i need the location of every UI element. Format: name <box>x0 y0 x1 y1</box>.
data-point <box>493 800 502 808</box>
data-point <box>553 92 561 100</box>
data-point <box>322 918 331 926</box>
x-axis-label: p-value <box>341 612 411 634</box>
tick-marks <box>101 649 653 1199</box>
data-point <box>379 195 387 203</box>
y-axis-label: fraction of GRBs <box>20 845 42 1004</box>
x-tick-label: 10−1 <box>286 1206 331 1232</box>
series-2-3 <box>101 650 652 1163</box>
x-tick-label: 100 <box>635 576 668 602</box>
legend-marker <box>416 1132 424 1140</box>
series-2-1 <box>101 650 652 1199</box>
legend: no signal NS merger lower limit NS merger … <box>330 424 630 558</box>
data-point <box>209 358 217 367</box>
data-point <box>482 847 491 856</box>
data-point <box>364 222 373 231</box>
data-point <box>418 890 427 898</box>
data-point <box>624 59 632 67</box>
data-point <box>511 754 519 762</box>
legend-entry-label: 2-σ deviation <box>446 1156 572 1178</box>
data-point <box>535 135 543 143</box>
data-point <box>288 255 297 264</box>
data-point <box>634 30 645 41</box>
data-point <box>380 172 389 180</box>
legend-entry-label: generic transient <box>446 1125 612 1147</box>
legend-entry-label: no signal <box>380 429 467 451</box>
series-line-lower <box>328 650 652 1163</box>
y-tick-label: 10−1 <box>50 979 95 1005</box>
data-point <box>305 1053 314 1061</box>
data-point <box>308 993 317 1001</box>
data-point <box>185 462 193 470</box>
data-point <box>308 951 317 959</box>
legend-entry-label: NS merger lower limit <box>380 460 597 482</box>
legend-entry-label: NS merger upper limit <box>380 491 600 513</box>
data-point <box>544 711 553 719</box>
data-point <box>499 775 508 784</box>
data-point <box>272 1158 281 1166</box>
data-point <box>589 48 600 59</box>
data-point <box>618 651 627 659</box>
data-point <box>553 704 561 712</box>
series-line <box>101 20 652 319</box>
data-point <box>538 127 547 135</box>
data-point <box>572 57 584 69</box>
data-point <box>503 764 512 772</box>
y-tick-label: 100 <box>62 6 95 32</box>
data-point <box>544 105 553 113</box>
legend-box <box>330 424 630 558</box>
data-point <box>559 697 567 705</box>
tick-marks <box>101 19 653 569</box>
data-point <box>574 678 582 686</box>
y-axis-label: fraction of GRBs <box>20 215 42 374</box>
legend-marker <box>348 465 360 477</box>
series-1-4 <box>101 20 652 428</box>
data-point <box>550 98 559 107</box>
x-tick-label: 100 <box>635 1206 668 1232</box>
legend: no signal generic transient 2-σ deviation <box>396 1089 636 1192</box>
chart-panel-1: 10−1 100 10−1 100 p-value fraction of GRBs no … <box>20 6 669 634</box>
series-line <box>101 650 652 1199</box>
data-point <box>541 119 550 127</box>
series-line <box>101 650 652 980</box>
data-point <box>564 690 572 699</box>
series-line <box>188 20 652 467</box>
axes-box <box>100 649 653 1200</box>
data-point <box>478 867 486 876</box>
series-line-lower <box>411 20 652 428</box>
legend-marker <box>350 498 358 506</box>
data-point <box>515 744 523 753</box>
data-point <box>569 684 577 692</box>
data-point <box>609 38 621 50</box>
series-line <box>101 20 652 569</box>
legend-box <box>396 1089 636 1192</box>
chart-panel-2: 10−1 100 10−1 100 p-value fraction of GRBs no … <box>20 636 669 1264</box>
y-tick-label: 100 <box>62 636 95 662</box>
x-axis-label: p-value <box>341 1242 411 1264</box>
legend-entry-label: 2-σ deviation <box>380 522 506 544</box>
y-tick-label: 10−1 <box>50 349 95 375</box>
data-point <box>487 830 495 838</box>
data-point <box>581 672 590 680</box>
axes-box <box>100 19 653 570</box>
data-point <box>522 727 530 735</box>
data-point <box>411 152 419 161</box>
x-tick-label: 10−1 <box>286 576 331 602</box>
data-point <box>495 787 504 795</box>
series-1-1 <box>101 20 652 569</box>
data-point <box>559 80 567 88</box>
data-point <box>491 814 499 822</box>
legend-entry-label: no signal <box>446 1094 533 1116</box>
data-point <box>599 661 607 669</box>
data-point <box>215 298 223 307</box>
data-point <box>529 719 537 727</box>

#####

Task instructions: Rewrite these lines with "fraction of GRBs" changed to "fraction of bursts" wherever it appears, keeping everything else the same.

Result for this exercise:
i need the location of every UI element. Format: name <box>x0 y0 x1 y1</box>.
data-point <box>493 800 502 808</box>
data-point <box>553 92 561 100</box>
data-point <box>322 918 331 926</box>
x-axis-label: p-value <box>341 612 411 634</box>
tick-marks <box>101 649 653 1199</box>
data-point <box>379 195 387 203</box>
y-axis-label: fraction of bursts <box>20 845 42 1004</box>
x-tick-label: 10−1 <box>286 1206 331 1232</box>
series-2-3 <box>101 650 652 1163</box>
x-tick-label: 100 <box>635 576 668 602</box>
legend-marker <box>416 1132 424 1140</box>
series-2-1 <box>101 650 652 1199</box>
legend: no signal NS merger lower limit NS merger … <box>330 424 630 558</box>
data-point <box>209 358 217 367</box>
data-point <box>482 847 491 856</box>
data-point <box>364 222 373 231</box>
data-point <box>418 890 427 898</box>
data-point <box>624 59 632 67</box>
data-point <box>511 754 519 762</box>
legend-entry-label: 2-σ deviation <box>446 1156 572 1178</box>
data-point <box>535 135 543 143</box>
data-point <box>288 255 297 264</box>
data-point <box>634 30 645 41</box>
data-point <box>380 172 389 180</box>
legend-entry-label: generic transient <box>446 1125 612 1147</box>
legend-entry-label: no signal <box>380 429 467 451</box>
series-line-lower <box>328 650 652 1163</box>
y-tick-label: 10−1 <box>50 979 95 1005</box>
data-point <box>305 1053 314 1061</box>
data-point <box>308 993 317 1001</box>
data-point <box>185 462 193 470</box>
data-point <box>308 951 317 959</box>
legend-entry-label: NS merger lower limit <box>380 460 597 482</box>
legend-entry-label: NS merger upper limit <box>380 491 600 513</box>
data-point <box>544 711 553 719</box>
data-point <box>499 775 508 784</box>
data-point <box>272 1158 281 1166</box>
data-point <box>589 48 600 59</box>
data-point <box>618 651 627 659</box>
data-point <box>553 704 561 712</box>
series-line <box>101 20 652 319</box>
data-point <box>538 127 547 135</box>
data-point <box>572 57 584 69</box>
data-point <box>503 764 512 772</box>
y-tick-label: 100 <box>62 6 95 32</box>
data-point <box>544 105 553 113</box>
legend-box <box>330 424 630 558</box>
data-point <box>559 697 567 705</box>
tick-marks <box>101 19 653 569</box>
data-point <box>574 678 582 686</box>
y-axis-label: fraction of bursts <box>20 215 42 374</box>
legend-marker <box>348 465 360 477</box>
series-1-4 <box>101 20 652 428</box>
data-point <box>550 98 559 107</box>
x-tick-label: 100 <box>635 1206 668 1232</box>
legend: no signal generic transient 2-σ deviation <box>396 1089 636 1192</box>
chart-panel-1: 10−1 100 10−1 100 p-value fraction of bursts no … <box>20 6 669 634</box>
series-line <box>101 650 652 1199</box>
data-point <box>541 119 550 127</box>
series-line <box>101 650 652 980</box>
data-point <box>564 690 572 699</box>
series-line <box>188 20 652 467</box>
axes-box <box>100 649 653 1200</box>
data-point <box>478 867 486 876</box>
series-line-lower <box>411 20 652 428</box>
legend-marker <box>350 498 358 506</box>
data-point <box>515 744 523 753</box>
data-point <box>569 684 577 692</box>
data-point <box>609 38 621 50</box>
series-line <box>101 20 652 569</box>
legend-box <box>396 1089 636 1192</box>
chart-panel-2: 10−1 100 10−1 100 p-value fraction of bursts no … <box>20 636 669 1264</box>
y-tick-label: 100 <box>62 636 95 662</box>
x-axis-label: p-value <box>341 1242 411 1264</box>
legend-entry-label: 2-σ deviation <box>380 522 506 544</box>
y-tick-label: 10−1 <box>50 349 95 375</box>
data-point <box>487 830 495 838</box>
data-point <box>581 672 590 680</box>
axes-box <box>100 19 653 570</box>
data-point <box>522 727 530 735</box>
data-point <box>411 152 419 161</box>
x-tick-label: 10−1 <box>286 576 331 602</box>
data-point <box>495 787 504 795</box>
series-1-1 <box>101 20 652 569</box>
data-point <box>559 80 567 88</box>
data-point <box>491 814 499 822</box>
legend-entry-label: no signal <box>446 1094 533 1116</box>
data-point <box>599 661 607 669</box>
data-point <box>215 298 223 307</box>
data-point <box>529 719 537 727</box>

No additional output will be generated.